▶ [Exercise aim]: Reproduce the listing exactly and skip over any pictures.

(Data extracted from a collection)

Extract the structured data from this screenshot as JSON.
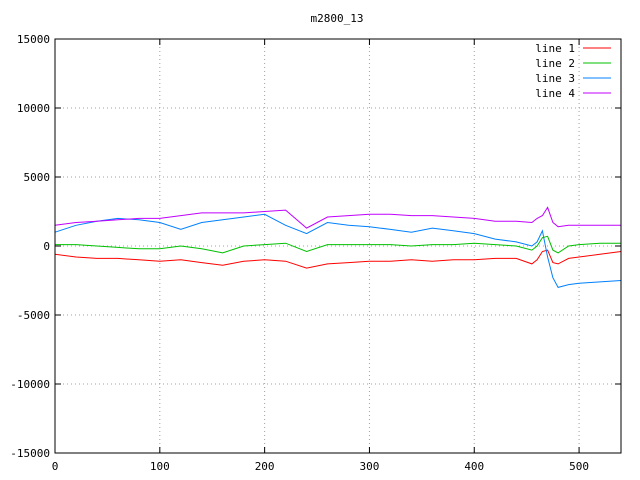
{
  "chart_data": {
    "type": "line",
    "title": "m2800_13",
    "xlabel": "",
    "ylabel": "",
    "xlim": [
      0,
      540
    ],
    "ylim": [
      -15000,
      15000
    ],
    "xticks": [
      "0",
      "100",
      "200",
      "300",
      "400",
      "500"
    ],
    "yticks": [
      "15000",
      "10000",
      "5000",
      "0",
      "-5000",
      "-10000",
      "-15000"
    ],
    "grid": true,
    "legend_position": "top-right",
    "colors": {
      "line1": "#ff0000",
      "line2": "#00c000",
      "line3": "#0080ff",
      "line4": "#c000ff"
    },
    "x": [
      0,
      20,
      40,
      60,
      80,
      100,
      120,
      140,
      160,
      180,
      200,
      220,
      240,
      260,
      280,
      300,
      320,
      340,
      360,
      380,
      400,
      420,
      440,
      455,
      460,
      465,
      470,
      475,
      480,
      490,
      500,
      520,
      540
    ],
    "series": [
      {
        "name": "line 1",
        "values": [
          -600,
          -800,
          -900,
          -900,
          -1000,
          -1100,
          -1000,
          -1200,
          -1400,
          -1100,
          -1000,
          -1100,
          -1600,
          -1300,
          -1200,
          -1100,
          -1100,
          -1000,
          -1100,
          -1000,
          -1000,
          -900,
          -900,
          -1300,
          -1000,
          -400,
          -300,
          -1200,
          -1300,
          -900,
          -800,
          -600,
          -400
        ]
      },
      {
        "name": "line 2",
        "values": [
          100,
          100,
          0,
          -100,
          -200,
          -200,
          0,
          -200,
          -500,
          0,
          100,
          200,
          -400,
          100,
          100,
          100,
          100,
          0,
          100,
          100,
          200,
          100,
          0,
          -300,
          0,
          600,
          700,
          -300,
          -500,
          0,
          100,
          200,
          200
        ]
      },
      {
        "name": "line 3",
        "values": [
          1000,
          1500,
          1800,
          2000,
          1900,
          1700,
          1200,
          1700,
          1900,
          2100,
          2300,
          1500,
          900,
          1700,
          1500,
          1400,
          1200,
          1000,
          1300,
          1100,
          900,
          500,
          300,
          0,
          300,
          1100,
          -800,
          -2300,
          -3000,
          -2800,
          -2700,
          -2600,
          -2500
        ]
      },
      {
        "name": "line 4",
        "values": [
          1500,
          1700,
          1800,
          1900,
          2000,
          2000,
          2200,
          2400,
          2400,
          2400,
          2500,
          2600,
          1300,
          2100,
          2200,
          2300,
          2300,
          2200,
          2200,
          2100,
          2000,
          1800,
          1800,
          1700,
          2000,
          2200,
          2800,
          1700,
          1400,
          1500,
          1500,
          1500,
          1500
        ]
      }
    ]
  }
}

▶ [Answer for this exercise]:
Extract the structured data from this screenshot as JSON.
{
  "chart_data": {
    "type": "line",
    "title": "m2800_13",
    "xlabel": "",
    "ylabel": "",
    "xlim": [
      0,
      540
    ],
    "ylim": [
      -15000,
      15000
    ],
    "xticks": [
      "0",
      "100",
      "200",
      "300",
      "400",
      "500"
    ],
    "yticks": [
      "15000",
      "10000",
      "5000",
      "0",
      "-5000",
      "-10000",
      "-15000"
    ],
    "grid": true,
    "legend_position": "top-right",
    "colors": {
      "line1": "#ff0000",
      "line2": "#00c000",
      "line3": "#0080ff",
      "line4": "#c000ff"
    },
    "x": [
      0,
      20,
      40,
      60,
      80,
      100,
      120,
      140,
      160,
      180,
      200,
      220,
      240,
      260,
      280,
      300,
      320,
      340,
      360,
      380,
      400,
      420,
      440,
      455,
      460,
      465,
      470,
      475,
      480,
      490,
      500,
      520,
      540
    ],
    "series": [
      {
        "name": "line 1",
        "values": [
          -600,
          -800,
          -900,
          -900,
          -1000,
          -1100,
          -1000,
          -1200,
          -1400,
          -1100,
          -1000,
          -1100,
          -1600,
          -1300,
          -1200,
          -1100,
          -1100,
          -1000,
          -1100,
          -1000,
          -1000,
          -900,
          -900,
          -1300,
          -1000,
          -400,
          -300,
          -1200,
          -1300,
          -900,
          -800,
          -600,
          -400
        ]
      },
      {
        "name": "line 2",
        "values": [
          100,
          100,
          0,
          -100,
          -200,
          -200,
          0,
          -200,
          -500,
          0,
          100,
          200,
          -400,
          100,
          100,
          100,
          100,
          0,
          100,
          100,
          200,
          100,
          0,
          -300,
          0,
          600,
          700,
          -300,
          -500,
          0,
          100,
          200,
          200
        ]
      },
      {
        "name": "line 3",
        "values": [
          1000,
          1500,
          1800,
          2000,
          1900,
          1700,
          1200,
          1700,
          1900,
          2100,
          2300,
          1500,
          900,
          1700,
          1500,
          1400,
          1200,
          1000,
          1300,
          1100,
          900,
          500,
          300,
          0,
          300,
          1100,
          -800,
          -2300,
          -3000,
          -2800,
          -2700,
          -2600,
          -2500
        ]
      },
      {
        "name": "line 4",
        "values": [
          1500,
          1700,
          1800,
          1900,
          2000,
          2000,
          2200,
          2400,
          2400,
          2400,
          2500,
          2600,
          1300,
          2100,
          2200,
          2300,
          2300,
          2200,
          2200,
          2100,
          2000,
          1800,
          1800,
          1700,
          2000,
          2200,
          2800,
          1700,
          1400,
          1500,
          1500,
          1500,
          1500
        ]
      }
    ]
  }
}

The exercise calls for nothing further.